- **AIM OF THE TASK**
Produce an exact copy of all the data below, dropping every image.

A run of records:
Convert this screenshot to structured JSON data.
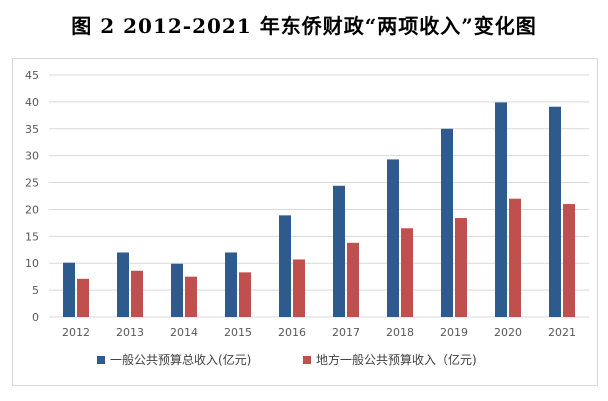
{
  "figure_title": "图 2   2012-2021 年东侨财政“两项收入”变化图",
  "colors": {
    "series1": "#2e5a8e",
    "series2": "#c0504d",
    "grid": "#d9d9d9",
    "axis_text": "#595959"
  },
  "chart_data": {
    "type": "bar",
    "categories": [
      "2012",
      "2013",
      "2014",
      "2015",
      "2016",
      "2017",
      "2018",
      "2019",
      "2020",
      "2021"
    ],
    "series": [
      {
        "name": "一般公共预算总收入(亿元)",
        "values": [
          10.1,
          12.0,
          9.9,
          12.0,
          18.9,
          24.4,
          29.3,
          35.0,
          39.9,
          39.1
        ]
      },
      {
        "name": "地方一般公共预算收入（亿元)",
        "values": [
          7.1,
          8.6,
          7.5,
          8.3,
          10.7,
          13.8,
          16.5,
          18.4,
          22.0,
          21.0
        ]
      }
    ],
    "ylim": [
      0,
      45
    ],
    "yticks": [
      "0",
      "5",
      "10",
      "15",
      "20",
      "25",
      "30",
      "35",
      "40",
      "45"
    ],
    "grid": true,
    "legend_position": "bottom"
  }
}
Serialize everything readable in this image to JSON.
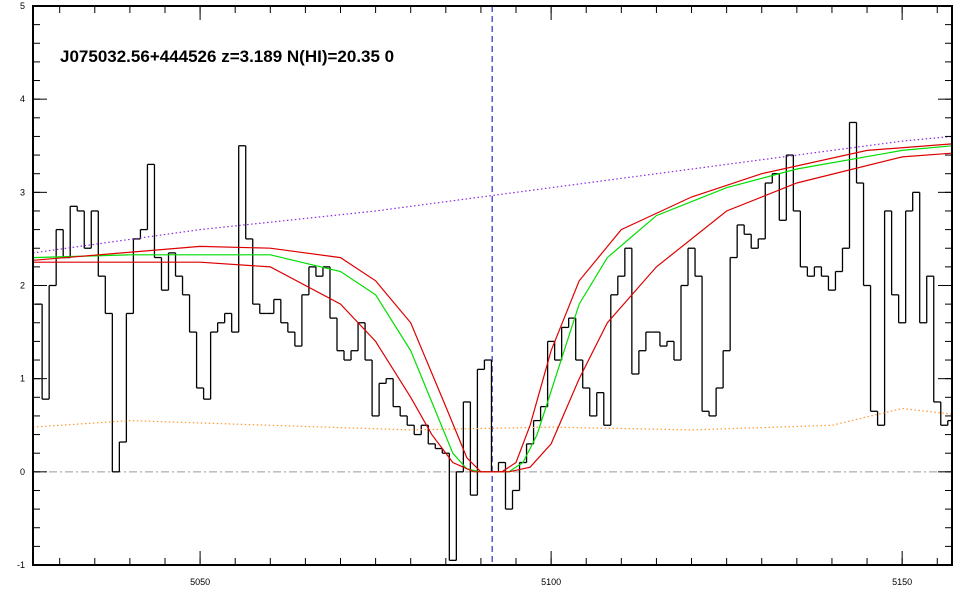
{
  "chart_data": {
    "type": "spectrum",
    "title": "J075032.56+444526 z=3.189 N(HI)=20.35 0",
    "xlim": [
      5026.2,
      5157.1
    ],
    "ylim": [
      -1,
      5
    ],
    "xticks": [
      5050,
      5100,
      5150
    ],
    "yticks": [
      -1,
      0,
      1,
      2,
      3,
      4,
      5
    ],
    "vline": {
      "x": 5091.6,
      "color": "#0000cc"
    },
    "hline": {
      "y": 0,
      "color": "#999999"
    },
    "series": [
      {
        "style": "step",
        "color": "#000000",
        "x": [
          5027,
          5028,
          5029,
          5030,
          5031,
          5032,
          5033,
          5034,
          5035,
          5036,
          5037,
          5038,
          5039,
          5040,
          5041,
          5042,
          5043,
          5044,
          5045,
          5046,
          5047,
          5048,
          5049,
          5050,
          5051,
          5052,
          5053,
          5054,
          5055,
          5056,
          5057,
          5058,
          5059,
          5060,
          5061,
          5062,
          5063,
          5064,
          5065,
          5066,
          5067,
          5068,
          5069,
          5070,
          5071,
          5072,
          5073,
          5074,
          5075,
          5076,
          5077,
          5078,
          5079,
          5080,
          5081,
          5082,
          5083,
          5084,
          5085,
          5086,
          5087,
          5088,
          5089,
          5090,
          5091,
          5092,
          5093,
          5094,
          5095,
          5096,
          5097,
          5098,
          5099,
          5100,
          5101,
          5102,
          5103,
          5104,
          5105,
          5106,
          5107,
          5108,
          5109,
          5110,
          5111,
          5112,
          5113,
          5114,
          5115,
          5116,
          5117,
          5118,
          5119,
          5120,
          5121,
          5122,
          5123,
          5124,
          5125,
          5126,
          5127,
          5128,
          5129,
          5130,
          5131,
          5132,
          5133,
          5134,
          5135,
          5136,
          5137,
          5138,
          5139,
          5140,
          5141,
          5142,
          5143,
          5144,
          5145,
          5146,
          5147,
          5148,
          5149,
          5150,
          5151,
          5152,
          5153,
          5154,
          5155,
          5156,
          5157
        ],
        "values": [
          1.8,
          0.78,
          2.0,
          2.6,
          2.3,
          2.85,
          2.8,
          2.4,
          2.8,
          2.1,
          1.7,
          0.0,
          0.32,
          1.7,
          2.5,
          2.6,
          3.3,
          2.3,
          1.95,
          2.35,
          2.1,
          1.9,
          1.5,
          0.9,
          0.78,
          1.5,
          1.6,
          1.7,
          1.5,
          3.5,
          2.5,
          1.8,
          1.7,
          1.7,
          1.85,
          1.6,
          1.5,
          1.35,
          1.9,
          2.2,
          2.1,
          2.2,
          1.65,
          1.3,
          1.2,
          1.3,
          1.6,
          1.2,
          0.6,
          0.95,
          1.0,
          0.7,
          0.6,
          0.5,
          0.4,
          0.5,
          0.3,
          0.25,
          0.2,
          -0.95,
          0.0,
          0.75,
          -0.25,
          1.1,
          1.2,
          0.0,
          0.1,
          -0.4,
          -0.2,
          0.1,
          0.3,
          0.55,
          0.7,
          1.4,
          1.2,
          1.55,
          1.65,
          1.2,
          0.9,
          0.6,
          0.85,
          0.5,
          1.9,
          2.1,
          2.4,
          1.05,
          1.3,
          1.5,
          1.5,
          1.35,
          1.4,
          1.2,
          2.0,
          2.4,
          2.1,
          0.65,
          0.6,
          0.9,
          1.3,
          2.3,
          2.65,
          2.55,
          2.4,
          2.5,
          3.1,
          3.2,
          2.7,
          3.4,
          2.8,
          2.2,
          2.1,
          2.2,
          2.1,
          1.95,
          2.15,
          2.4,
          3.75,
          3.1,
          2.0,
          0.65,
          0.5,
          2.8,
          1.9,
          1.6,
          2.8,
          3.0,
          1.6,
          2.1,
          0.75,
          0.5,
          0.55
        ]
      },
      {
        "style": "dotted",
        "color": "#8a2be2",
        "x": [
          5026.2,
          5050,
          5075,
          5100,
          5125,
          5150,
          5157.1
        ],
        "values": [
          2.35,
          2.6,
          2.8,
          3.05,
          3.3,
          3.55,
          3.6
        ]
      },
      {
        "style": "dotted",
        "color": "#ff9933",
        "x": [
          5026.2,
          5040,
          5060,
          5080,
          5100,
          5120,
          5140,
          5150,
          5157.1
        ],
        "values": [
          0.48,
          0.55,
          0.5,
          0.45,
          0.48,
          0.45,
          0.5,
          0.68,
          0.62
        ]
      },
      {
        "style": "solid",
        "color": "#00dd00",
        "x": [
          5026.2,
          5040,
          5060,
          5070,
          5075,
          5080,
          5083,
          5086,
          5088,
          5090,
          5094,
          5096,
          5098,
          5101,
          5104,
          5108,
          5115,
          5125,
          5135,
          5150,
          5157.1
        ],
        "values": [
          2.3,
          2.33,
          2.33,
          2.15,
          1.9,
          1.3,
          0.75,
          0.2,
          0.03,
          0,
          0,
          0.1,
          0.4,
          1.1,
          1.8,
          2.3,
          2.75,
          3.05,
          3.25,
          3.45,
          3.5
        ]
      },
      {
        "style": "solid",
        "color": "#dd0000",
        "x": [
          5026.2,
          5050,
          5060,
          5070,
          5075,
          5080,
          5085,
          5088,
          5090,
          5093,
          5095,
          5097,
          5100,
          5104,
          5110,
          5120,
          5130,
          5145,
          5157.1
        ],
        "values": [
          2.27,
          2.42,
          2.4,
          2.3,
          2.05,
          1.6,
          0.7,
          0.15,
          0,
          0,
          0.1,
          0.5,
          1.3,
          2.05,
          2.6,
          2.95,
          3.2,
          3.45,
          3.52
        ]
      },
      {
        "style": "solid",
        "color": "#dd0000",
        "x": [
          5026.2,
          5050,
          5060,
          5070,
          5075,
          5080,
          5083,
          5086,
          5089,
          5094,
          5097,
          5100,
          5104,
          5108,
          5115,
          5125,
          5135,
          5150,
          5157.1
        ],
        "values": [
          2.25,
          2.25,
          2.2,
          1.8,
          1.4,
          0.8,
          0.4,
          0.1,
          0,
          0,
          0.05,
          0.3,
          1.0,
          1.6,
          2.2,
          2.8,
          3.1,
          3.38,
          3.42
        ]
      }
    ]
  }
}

- **IN RESPONSE**
Convert this screenshot to structured JSON data.
{
  "figure_title": "图 2   2012-2021 年东侨财政“两项收入”变化图",
  "colors": {
    "series1": "#2e5a8e",
    "series2": "#c0504d",
    "grid": "#d9d9d9",
    "axis_text": "#595959"
  },
  "chart_data": {
    "type": "bar",
    "categories": [
      "2012",
      "2013",
      "2014",
      "2015",
      "2016",
      "2017",
      "2018",
      "2019",
      "2020",
      "2021"
    ],
    "series": [
      {
        "name": "一般公共预算总收入(亿元)",
        "values": [
          10.1,
          12.0,
          9.9,
          12.0,
          18.9,
          24.4,
          29.3,
          35.0,
          39.9,
          39.1
        ]
      },
      {
        "name": "地方一般公共预算收入（亿元)",
        "values": [
          7.1,
          8.6,
          7.5,
          8.3,
          10.7,
          13.8,
          16.5,
          18.4,
          22.0,
          21.0
        ]
      }
    ],
    "ylim": [
      0,
      45
    ],
    "yticks": [
      "0",
      "5",
      "10",
      "15",
      "20",
      "25",
      "30",
      "35",
      "40",
      "45"
    ],
    "grid": true,
    "legend_position": "bottom"
  }
}
Serialize everything readable in this image to JSON.
{
  "chart_data": {
    "type": "spectrum",
    "title": "J075032.56+444526 z=3.189 N(HI)=20.35 0",
    "xlim": [
      5026.2,
      5157.1
    ],
    "ylim": [
      -1,
      5
    ],
    "xticks": [
      5050,
      5100,
      5150
    ],
    "yticks": [
      -1,
      0,
      1,
      2,
      3,
      4,
      5
    ],
    "vline": {
      "x": 5091.6,
      "color": "#0000cc"
    },
    "hline": {
      "y": 0,
      "color": "#999999"
    },
    "series": [
      {
        "style": "step",
        "color": "#000000",
        "x": [
          5027,
          5028,
          5029,
          5030,
          5031,
          5032,
          5033,
          5034,
          5035,
          5036,
          5037,
          5038,
          5039,
          5040,
          5041,
          5042,
          5043,
          5044,
          5045,
          5046,
          5047,
          5048,
          5049,
          5050,
          5051,
          5052,
          5053,
          5054,
          5055,
          5056,
          5057,
          5058,
          5059,
          5060,
          5061,
          5062,
          5063,
          5064,
          5065,
          5066,
          5067,
          5068,
          5069,
          5070,
          5071,
          5072,
          5073,
          5074,
          5075,
          5076,
          5077,
          5078,
          5079,
          5080,
          5081,
          5082,
          5083,
          5084,
          5085,
          5086,
          5087,
          5088,
          5089,
          5090,
          5091,
          5092,
          5093,
          5094,
          5095,
          5096,
          5097,
          5098,
          5099,
          5100,
          5101,
          5102,
          5103,
          5104,
          5105,
          5106,
          5107,
          5108,
          5109,
          5110,
          5111,
          5112,
          5113,
          5114,
          5115,
          5116,
          5117,
          5118,
          5119,
          5120,
          5121,
          5122,
          5123,
          5124,
          5125,
          5126,
          5127,
          5128,
          5129,
          5130,
          5131,
          5132,
          5133,
          5134,
          5135,
          5136,
          5137,
          5138,
          5139,
          5140,
          5141,
          5142,
          5143,
          5144,
          5145,
          5146,
          5147,
          5148,
          5149,
          5150,
          5151,
          5152,
          5153,
          5154,
          5155,
          5156,
          5157
        ],
        "values": [
          1.8,
          0.78,
          2.0,
          2.6,
          2.3,
          2.85,
          2.8,
          2.4,
          2.8,
          2.1,
          1.7,
          0.0,
          0.32,
          1.7,
          2.5,
          2.6,
          3.3,
          2.3,
          1.95,
          2.35,
          2.1,
          1.9,
          1.5,
          0.9,
          0.78,
          1.5,
          1.6,
          1.7,
          1.5,
          3.5,
          2.5,
          1.8,
          1.7,
          1.7,
          1.85,
          1.6,
          1.5,
          1.35,
          1.9,
          2.2,
          2.1,
          2.2,
          1.65,
          1.3,
          1.2,
          1.3,
          1.6,
          1.2,
          0.6,
          0.95,
          1.0,
          0.7,
          0.6,
          0.5,
          0.4,
          0.5,
          0.3,
          0.25,
          0.2,
          -0.95,
          0.0,
          0.75,
          -0.25,
          1.1,
          1.2,
          0.0,
          0.1,
          -0.4,
          -0.2,
          0.1,
          0.3,
          0.55,
          0.7,
          1.4,
          1.2,
          1.55,
          1.65,
          1.2,
          0.9,
          0.6,
          0.85,
          0.5,
          1.9,
          2.1,
          2.4,
          1.05,
          1.3,
          1.5,
          1.5,
          1.35,
          1.4,
          1.2,
          2.0,
          2.4,
          2.1,
          0.65,
          0.6,
          0.9,
          1.3,
          2.3,
          2.65,
          2.55,
          2.4,
          2.5,
          3.1,
          3.2,
          2.7,
          3.4,
          2.8,
          2.2,
          2.1,
          2.2,
          2.1,
          1.95,
          2.15,
          2.4,
          3.75,
          3.1,
          2.0,
          0.65,
          0.5,
          2.8,
          1.9,
          1.6,
          2.8,
          3.0,
          1.6,
          2.1,
          0.75,
          0.5,
          0.55
        ]
      },
      {
        "style": "dotted",
        "color": "#8a2be2",
        "x": [
          5026.2,
          5050,
          5075,
          5100,
          5125,
          5150,
          5157.1
        ],
        "values": [
          2.35,
          2.6,
          2.8,
          3.05,
          3.3,
          3.55,
          3.6
        ]
      },
      {
        "style": "dotted",
        "color": "#ff9933",
        "x": [
          5026.2,
          5040,
          5060,
          5080,
          5100,
          5120,
          5140,
          5150,
          5157.1
        ],
        "values": [
          0.48,
          0.55,
          0.5,
          0.45,
          0.48,
          0.45,
          0.5,
          0.68,
          0.62
        ]
      },
      {
        "style": "solid",
        "color": "#00dd00",
        "x": [
          5026.2,
          5040,
          5060,
          5070,
          5075,
          5080,
          5083,
          5086,
          5088,
          5090,
          5094,
          5096,
          5098,
          5101,
          5104,
          5108,
          5115,
          5125,
          5135,
          5150,
          5157.1
        ],
        "values": [
          2.3,
          2.33,
          2.33,
          2.15,
          1.9,
          1.3,
          0.75,
          0.2,
          0.03,
          0,
          0,
          0.1,
          0.4,
          1.1,
          1.8,
          2.3,
          2.75,
          3.05,
          3.25,
          3.45,
          3.5
        ]
      },
      {
        "style": "solid",
        "color": "#dd0000",
        "x": [
          5026.2,
          5050,
          5060,
          5070,
          5075,
          5080,
          5085,
          5088,
          5090,
          5093,
          5095,
          5097,
          5100,
          5104,
          5110,
          5120,
          5130,
          5145,
          5157.1
        ],
        "values": [
          2.27,
          2.42,
          2.4,
          2.3,
          2.05,
          1.6,
          0.7,
          0.15,
          0,
          0,
          0.1,
          0.5,
          1.3,
          2.05,
          2.6,
          2.95,
          3.2,
          3.45,
          3.52
        ]
      },
      {
        "style": "solid",
        "color": "#dd0000",
        "x": [
          5026.2,
          5050,
          5060,
          5070,
          5075,
          5080,
          5083,
          5086,
          5089,
          5094,
          5097,
          5100,
          5104,
          5108,
          5115,
          5125,
          5135,
          5150,
          5157.1
        ],
        "values": [
          2.25,
          2.25,
          2.2,
          1.8,
          1.4,
          0.8,
          0.4,
          0.1,
          0,
          0,
          0.05,
          0.3,
          1.0,
          1.6,
          2.2,
          2.8,
          3.1,
          3.38,
          3.42
        ]
      }
    ]
  }
}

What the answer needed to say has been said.